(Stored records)
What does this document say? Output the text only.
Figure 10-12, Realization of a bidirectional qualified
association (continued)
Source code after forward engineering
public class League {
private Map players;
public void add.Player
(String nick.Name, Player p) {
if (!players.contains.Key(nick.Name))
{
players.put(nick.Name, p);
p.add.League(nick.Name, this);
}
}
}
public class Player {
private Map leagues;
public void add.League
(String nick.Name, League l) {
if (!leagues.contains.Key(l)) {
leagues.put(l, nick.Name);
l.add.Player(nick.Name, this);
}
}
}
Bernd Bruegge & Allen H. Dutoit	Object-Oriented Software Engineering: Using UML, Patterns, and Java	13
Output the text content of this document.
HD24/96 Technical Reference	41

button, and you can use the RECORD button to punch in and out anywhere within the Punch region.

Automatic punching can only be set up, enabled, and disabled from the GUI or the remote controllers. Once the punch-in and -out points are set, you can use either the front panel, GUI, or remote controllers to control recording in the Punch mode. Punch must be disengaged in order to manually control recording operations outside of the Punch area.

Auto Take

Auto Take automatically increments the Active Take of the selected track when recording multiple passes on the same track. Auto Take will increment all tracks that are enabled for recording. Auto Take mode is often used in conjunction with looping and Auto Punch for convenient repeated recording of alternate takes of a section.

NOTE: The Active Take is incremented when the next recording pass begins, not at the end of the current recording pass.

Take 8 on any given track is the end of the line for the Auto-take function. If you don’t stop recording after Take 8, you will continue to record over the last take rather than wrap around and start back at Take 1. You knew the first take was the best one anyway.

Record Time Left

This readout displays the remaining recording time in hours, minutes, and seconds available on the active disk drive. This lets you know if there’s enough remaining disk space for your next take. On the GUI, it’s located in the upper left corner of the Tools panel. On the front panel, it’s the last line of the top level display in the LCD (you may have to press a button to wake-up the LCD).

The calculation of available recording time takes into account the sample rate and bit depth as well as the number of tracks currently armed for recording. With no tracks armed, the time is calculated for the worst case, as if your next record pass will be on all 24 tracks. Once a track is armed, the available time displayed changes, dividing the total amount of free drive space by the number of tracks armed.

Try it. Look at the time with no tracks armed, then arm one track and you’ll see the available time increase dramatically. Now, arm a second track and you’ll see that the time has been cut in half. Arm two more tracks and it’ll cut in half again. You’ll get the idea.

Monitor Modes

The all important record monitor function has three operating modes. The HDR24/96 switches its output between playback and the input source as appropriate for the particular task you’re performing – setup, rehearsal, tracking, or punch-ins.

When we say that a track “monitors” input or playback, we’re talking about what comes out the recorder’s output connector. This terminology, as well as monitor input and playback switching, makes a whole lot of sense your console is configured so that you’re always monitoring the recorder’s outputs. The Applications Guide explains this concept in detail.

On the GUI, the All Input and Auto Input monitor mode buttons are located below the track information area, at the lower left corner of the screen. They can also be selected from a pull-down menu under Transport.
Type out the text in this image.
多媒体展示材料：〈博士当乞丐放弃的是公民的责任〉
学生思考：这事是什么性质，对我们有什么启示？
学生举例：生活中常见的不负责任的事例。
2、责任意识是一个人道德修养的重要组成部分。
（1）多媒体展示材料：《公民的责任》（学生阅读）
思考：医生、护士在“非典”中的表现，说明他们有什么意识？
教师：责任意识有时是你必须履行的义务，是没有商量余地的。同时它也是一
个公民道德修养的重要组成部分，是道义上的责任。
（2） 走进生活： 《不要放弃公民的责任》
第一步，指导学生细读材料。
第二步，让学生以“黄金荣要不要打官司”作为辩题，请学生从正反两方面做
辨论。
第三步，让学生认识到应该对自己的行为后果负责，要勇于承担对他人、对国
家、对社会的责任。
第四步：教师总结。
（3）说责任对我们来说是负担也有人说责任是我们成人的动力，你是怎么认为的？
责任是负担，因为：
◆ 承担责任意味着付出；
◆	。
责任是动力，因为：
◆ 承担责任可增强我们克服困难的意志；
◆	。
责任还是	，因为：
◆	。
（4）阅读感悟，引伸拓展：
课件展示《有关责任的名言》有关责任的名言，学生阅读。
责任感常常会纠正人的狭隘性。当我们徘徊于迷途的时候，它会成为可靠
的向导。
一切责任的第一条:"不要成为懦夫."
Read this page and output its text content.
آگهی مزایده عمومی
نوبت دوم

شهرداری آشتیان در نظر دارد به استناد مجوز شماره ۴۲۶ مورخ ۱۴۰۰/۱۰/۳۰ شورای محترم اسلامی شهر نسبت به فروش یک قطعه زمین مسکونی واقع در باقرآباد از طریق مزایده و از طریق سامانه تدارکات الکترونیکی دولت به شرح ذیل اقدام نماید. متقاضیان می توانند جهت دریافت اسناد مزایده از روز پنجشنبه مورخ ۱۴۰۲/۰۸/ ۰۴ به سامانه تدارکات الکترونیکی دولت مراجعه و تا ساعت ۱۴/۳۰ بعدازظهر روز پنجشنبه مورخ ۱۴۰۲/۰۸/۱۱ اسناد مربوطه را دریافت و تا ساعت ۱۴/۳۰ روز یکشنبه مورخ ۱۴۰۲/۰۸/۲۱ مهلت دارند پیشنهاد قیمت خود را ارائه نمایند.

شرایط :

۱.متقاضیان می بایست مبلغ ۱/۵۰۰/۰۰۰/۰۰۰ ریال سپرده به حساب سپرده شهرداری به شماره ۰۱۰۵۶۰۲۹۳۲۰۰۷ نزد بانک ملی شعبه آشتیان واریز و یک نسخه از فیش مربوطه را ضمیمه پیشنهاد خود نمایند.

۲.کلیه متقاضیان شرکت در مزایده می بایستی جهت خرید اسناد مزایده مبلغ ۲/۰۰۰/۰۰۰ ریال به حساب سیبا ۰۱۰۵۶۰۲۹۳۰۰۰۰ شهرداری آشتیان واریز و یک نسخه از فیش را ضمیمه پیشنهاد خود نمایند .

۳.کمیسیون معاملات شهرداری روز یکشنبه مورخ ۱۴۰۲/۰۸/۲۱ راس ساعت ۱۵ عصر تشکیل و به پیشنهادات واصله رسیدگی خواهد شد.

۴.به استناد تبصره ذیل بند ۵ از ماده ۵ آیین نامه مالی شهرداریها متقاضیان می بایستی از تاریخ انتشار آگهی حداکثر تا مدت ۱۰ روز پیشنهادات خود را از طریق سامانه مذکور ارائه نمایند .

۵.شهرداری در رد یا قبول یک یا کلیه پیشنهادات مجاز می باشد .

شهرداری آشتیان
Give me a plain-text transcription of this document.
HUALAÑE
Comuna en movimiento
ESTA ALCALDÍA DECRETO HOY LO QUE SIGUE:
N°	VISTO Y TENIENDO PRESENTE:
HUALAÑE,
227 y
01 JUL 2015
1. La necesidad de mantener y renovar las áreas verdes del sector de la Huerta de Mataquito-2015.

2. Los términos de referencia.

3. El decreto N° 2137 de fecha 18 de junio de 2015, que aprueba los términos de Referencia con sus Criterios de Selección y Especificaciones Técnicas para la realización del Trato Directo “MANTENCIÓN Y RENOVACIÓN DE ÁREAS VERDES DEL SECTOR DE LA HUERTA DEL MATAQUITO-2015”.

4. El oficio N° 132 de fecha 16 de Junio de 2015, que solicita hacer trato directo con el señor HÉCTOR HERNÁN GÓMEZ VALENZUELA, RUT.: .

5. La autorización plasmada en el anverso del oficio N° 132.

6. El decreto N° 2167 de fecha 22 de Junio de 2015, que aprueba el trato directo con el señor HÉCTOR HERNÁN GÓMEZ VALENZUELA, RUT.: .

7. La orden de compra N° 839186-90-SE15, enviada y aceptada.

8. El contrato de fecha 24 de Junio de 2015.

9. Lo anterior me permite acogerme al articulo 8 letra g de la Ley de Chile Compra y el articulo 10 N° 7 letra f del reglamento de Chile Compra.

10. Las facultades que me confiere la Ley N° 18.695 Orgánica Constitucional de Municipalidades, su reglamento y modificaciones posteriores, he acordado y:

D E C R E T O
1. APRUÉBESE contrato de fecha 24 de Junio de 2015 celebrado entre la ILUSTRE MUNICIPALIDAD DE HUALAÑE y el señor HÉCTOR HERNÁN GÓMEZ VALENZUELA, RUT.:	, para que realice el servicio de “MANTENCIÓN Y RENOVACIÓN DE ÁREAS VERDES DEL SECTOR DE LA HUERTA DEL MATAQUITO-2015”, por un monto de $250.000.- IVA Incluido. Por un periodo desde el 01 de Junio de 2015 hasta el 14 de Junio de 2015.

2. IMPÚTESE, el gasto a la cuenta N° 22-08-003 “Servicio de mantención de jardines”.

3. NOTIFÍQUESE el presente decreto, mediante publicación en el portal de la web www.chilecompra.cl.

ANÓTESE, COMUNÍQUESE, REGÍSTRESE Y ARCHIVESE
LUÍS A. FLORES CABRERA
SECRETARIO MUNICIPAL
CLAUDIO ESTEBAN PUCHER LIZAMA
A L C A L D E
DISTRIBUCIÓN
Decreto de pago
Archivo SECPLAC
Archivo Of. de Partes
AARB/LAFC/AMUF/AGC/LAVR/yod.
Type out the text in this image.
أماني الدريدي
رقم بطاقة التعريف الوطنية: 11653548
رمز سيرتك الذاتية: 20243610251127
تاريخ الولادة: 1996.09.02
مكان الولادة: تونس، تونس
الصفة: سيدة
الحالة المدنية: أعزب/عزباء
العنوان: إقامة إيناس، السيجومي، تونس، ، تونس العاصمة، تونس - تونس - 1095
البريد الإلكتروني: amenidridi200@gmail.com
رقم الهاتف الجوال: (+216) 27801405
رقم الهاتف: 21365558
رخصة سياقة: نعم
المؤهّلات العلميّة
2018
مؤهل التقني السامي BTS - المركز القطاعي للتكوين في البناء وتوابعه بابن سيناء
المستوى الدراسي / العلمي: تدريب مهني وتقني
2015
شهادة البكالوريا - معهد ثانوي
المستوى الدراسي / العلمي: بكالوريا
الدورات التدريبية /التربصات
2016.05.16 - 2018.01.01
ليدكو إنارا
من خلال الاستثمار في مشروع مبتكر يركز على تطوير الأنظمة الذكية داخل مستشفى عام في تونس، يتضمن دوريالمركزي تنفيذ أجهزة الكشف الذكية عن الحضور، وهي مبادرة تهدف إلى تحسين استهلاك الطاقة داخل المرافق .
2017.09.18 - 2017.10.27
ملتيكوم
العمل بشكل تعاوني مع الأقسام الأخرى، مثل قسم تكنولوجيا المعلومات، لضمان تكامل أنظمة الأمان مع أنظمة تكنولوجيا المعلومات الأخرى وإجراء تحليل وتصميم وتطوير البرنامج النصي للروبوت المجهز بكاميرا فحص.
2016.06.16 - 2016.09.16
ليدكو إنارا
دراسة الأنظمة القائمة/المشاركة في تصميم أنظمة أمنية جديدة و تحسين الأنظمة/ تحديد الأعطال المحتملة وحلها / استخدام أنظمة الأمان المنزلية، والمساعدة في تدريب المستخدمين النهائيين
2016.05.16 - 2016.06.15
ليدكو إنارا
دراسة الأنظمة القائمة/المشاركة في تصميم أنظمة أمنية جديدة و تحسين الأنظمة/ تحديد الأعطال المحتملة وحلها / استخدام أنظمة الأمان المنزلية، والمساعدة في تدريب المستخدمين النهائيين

Given problem:
Copy out every line in the listing where the word "recording" appears.

Right answer:
Automatic punching can only be set up, enabled, and disabled from the GUI or the remote controllers. Once the punch-in and -out points are set, you can use either the front panel, GUI, or remote controllers to control recording in the Punch mode. Punch must be disengaged in order to manually control recording operations outside of the Punch area.
Auto Take automatically increments the Active Take of the selected track when recording multiple passes on the same track. Auto Take will increment all tracks that are enabled for recording. Auto Take mode is often used in conjunction with looping and Auto Punch for convenient repeated recording of alternate takes of a section.
NOTE: The Active Take is incremented when the next recording pass begins, not at the end of the current recording pass.
Take 8 on any given track is the end of the line for the Auto-take function. If you don’t stop recording after Take 8, you will continue to record over the last take rather than wrap around and start back at Take 1. You knew the first take was the best one anyway.
This readout displays the remaining recording time in hours, minutes, and seconds available on the active disk drive. This lets you know if there’s enough remaining disk space for your next take. On the GUI, it’s located in the upper left corner of the Tools panel. On the front panel, it’s the last line of the top level display in the LCD (you may have to press a button to wake-up the LCD).
The calculation of available recording time takes into account the sample rate and bit depth as well as the number of tracks currently armed for recording. With no tracks armed, the time is calculated for the worst case, as if your next record pass will be on all 24 tracks. Once a track is armed, the available time displayed changes, dividing the total amount of free drive space by the number of tracks armed.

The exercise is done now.